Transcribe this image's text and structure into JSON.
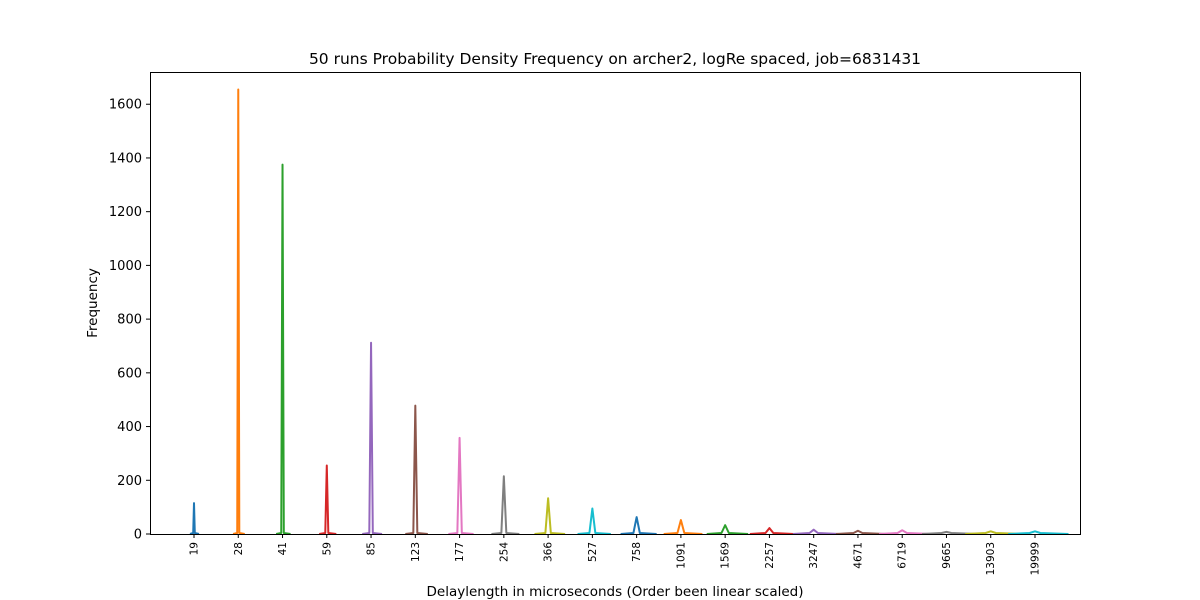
{
  "chart_data": {
    "type": "line",
    "title": "50 runs Probability Density Frequency on archer2, logRe spaced, job=6831431",
    "xlabel": "Delaylength in microseconds (Order been linear scaled)",
    "ylabel": "Frequency",
    "ylim": [
      0,
      1720
    ],
    "yticks": [
      0,
      200,
      400,
      600,
      800,
      1000,
      1200,
      1400,
      1600
    ],
    "grid": false,
    "categories": [
      "19",
      "28",
      "41",
      "59",
      "85",
      "123",
      "177",
      "254",
      "366",
      "527",
      "758",
      "1091",
      "1569",
      "2257",
      "3247",
      "4671",
      "6719",
      "9665",
      "13903",
      "19999"
    ],
    "peaks": [
      115,
      1655,
      1375,
      255,
      712,
      478,
      358,
      215,
      133,
      95,
      63,
      52,
      33,
      22,
      16,
      12,
      14,
      8,
      10,
      10
    ],
    "colors": [
      "#1f77b4",
      "#ff7f0e",
      "#2ca02c",
      "#d62728",
      "#9467bd",
      "#8c564b",
      "#e377c2",
      "#7f7f7f",
      "#bcbd22",
      "#17becf",
      "#1f77b4",
      "#ff7f0e",
      "#2ca02c",
      "#d62728",
      "#9467bd",
      "#8c564b",
      "#e377c2",
      "#7f7f7f",
      "#bcbd22",
      "#17becf"
    ]
  }
}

EXERCISE TASK ->
Copy out each record shown above without alteration, skipping any picture.

EXERCISE SOLUTION ->
Transcribe this image's text and structure into JSON.
{
  "chart_data": {
    "type": "line",
    "title": "50 runs Probability Density Frequency on archer2, logRe spaced, job=6831431",
    "xlabel": "Delaylength in microseconds (Order been linear scaled)",
    "ylabel": "Frequency",
    "ylim": [
      0,
      1720
    ],
    "yticks": [
      0,
      200,
      400,
      600,
      800,
      1000,
      1200,
      1400,
      1600
    ],
    "grid": false,
    "categories": [
      "19",
      "28",
      "41",
      "59",
      "85",
      "123",
      "177",
      "254",
      "366",
      "527",
      "758",
      "1091",
      "1569",
      "2257",
      "3247",
      "4671",
      "6719",
      "9665",
      "13903",
      "19999"
    ],
    "peaks": [
      115,
      1655,
      1375,
      255,
      712,
      478,
      358,
      215,
      133,
      95,
      63,
      52,
      33,
      22,
      16,
      12,
      14,
      8,
      10,
      10
    ],
    "colors": [
      "#1f77b4",
      "#ff7f0e",
      "#2ca02c",
      "#d62728",
      "#9467bd",
      "#8c564b",
      "#e377c2",
      "#7f7f7f",
      "#bcbd22",
      "#17becf",
      "#1f77b4",
      "#ff7f0e",
      "#2ca02c",
      "#d62728",
      "#9467bd",
      "#8c564b",
      "#e377c2",
      "#7f7f7f",
      "#bcbd22",
      "#17becf"
    ]
  }
}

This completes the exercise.